> Your instructions: Below are the records; pull every line that includes "designer".

··· Provided information

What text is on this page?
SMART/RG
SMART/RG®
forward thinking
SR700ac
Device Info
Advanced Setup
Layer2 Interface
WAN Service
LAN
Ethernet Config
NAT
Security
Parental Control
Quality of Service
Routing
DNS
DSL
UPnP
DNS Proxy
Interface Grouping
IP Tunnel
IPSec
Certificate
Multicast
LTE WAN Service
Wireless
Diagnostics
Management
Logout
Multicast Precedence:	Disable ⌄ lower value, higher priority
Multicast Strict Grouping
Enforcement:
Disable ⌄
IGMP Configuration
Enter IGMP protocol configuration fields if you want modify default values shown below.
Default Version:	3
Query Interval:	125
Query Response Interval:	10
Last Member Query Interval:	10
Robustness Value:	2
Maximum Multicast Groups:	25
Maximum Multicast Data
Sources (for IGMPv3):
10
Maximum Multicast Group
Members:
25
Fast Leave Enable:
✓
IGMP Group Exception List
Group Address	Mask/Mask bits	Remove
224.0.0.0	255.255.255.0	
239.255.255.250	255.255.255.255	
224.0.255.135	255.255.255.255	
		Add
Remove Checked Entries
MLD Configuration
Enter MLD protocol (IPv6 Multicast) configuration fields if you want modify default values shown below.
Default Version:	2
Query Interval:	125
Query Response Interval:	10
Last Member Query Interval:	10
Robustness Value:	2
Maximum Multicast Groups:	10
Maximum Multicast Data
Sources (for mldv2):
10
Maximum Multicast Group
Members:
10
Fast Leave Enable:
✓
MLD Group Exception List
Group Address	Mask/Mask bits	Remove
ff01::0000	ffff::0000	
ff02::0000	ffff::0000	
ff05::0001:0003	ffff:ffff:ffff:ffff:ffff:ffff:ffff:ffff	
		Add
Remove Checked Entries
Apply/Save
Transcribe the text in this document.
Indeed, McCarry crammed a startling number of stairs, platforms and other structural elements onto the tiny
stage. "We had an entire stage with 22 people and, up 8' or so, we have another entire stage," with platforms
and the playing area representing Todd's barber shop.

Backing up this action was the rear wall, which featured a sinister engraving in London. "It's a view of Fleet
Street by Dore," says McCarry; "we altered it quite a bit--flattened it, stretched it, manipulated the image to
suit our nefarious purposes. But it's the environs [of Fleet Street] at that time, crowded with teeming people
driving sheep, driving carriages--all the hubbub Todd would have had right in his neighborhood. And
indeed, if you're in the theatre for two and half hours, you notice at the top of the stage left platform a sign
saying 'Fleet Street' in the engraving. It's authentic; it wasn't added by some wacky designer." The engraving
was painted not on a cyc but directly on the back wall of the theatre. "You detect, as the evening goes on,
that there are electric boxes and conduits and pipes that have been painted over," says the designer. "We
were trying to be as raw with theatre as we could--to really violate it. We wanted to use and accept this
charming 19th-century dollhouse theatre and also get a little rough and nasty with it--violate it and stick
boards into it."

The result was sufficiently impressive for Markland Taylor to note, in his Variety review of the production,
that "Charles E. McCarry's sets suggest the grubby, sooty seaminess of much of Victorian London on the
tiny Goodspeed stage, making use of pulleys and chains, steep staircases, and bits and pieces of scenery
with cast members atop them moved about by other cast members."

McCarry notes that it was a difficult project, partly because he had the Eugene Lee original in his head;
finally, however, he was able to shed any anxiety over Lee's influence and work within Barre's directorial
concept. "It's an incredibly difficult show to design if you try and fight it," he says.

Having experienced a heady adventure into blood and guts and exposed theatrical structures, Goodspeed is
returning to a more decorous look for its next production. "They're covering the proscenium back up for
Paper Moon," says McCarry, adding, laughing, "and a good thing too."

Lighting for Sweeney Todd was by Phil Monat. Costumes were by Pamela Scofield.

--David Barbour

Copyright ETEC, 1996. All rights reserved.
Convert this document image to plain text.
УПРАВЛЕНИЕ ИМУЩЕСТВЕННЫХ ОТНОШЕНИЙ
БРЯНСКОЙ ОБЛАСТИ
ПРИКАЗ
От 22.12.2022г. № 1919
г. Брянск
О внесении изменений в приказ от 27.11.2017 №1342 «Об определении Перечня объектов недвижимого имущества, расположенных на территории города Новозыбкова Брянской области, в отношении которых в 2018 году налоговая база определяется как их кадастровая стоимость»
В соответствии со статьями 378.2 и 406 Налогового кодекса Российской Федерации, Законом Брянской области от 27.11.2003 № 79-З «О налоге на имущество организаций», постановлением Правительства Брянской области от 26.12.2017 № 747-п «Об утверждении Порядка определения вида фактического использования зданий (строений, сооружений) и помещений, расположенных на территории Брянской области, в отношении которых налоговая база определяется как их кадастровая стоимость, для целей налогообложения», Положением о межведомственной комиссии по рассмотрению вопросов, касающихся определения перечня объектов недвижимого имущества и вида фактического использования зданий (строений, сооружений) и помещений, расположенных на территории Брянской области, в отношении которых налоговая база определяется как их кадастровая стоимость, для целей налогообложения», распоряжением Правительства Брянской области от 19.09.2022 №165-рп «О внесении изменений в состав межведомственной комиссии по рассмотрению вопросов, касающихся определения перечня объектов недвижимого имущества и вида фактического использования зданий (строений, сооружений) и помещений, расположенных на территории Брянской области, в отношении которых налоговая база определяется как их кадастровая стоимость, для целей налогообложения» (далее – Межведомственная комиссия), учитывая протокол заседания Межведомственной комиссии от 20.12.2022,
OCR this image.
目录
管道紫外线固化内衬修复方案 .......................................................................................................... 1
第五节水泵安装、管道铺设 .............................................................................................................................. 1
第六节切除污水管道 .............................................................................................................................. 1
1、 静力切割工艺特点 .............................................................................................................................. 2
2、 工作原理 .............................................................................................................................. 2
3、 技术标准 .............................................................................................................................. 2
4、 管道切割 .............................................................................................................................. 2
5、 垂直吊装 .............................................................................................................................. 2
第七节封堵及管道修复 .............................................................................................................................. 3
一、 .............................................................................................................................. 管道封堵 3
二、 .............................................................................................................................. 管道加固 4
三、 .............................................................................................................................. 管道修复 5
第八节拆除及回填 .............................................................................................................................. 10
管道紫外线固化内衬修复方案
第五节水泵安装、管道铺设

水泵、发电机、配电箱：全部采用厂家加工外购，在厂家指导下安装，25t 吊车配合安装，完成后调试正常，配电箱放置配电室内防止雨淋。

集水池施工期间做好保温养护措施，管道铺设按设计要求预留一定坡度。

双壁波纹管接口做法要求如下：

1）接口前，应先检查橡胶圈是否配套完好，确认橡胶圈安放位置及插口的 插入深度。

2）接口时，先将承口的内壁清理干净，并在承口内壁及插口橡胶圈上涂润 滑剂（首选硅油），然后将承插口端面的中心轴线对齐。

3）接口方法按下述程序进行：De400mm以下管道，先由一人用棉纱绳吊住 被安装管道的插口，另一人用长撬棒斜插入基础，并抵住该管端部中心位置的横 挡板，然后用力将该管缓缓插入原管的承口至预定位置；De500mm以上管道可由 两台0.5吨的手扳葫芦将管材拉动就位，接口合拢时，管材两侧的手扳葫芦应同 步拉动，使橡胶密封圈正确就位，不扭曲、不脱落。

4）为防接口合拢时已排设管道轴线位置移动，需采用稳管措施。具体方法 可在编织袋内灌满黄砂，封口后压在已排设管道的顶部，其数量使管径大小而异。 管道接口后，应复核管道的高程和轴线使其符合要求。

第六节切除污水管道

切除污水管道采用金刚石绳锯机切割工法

······

> Reply:
saying 'Fleet Street' in the engraving. It's authentic; it wasn't added by some wacky designer." The engraving
that there are electric boxes and conduits and pipes that have been painted over," says the designer. "We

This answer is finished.